YOUR INSTRUCTIONS – Skip the pictures. Repeat everything else in the records word for word.

EXTRACTED MATERIAL –
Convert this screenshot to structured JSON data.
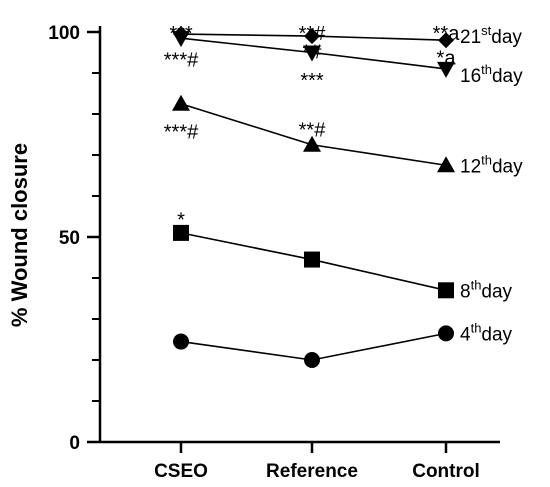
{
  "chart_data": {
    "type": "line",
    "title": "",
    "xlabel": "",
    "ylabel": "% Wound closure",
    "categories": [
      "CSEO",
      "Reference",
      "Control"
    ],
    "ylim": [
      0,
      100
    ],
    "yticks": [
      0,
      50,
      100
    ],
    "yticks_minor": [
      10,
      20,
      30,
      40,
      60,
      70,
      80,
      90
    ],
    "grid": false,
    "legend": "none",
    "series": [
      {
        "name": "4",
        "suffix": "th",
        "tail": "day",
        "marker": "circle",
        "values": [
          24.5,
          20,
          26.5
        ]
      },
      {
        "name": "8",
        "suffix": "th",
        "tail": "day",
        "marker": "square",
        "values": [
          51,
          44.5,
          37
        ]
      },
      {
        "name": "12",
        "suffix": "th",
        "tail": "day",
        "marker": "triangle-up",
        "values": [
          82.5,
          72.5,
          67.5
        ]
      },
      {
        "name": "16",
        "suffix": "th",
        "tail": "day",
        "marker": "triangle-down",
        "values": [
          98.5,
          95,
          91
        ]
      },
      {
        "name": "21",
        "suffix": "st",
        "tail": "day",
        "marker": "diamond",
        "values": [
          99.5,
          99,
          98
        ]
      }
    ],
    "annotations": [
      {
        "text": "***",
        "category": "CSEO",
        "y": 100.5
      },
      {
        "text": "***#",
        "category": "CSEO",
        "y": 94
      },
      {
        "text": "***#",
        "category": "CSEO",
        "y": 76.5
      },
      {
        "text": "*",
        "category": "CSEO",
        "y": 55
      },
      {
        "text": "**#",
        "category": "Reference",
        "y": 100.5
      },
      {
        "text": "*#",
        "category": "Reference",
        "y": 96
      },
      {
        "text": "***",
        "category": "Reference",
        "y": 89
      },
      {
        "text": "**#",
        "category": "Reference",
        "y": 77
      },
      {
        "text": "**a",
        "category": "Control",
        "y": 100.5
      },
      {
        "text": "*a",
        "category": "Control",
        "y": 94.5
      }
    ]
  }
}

FULL OUTPUT –
Convert this screenshot to structured JSON data.
{
  "chart_data": {
    "type": "line",
    "title": "",
    "xlabel": "",
    "ylabel": "% Wound closure",
    "categories": [
      "CSEO",
      "Reference",
      "Control"
    ],
    "ylim": [
      0,
      100
    ],
    "yticks": [
      0,
      50,
      100
    ],
    "yticks_minor": [
      10,
      20,
      30,
      40,
      60,
      70,
      80,
      90
    ],
    "grid": false,
    "legend": "none",
    "series": [
      {
        "name": "4",
        "suffix": "th",
        "tail": "day",
        "marker": "circle",
        "values": [
          24.5,
          20,
          26.5
        ]
      },
      {
        "name": "8",
        "suffix": "th",
        "tail": "day",
        "marker": "square",
        "values": [
          51,
          44.5,
          37
        ]
      },
      {
        "name": "12",
        "suffix": "th",
        "tail": "day",
        "marker": "triangle-up",
        "values": [
          82.5,
          72.5,
          67.5
        ]
      },
      {
        "name": "16",
        "suffix": "th",
        "tail": "day",
        "marker": "triangle-down",
        "values": [
          98.5,
          95,
          91
        ]
      },
      {
        "name": "21",
        "suffix": "st",
        "tail": "day",
        "marker": "diamond",
        "values": [
          99.5,
          99,
          98
        ]
      }
    ],
    "annotations": [
      {
        "text": "***",
        "category": "CSEO",
        "y": 100.5
      },
      {
        "text": "***#",
        "category": "CSEO",
        "y": 94
      },
      {
        "text": "***#",
        "category": "CSEO",
        "y": 76.5
      },
      {
        "text": "*",
        "category": "CSEO",
        "y": 55
      },
      {
        "text": "**#",
        "category": "Reference",
        "y": 100.5
      },
      {
        "text": "*#",
        "category": "Reference",
        "y": 96
      },
      {
        "text": "***",
        "category": "Reference",
        "y": 89
      },
      {
        "text": "**#",
        "category": "Reference",
        "y": 77
      },
      {
        "text": "**a",
        "category": "Control",
        "y": 100.5
      },
      {
        "text": "*a",
        "category": "Control",
        "y": 94.5
      }
    ]
  }
}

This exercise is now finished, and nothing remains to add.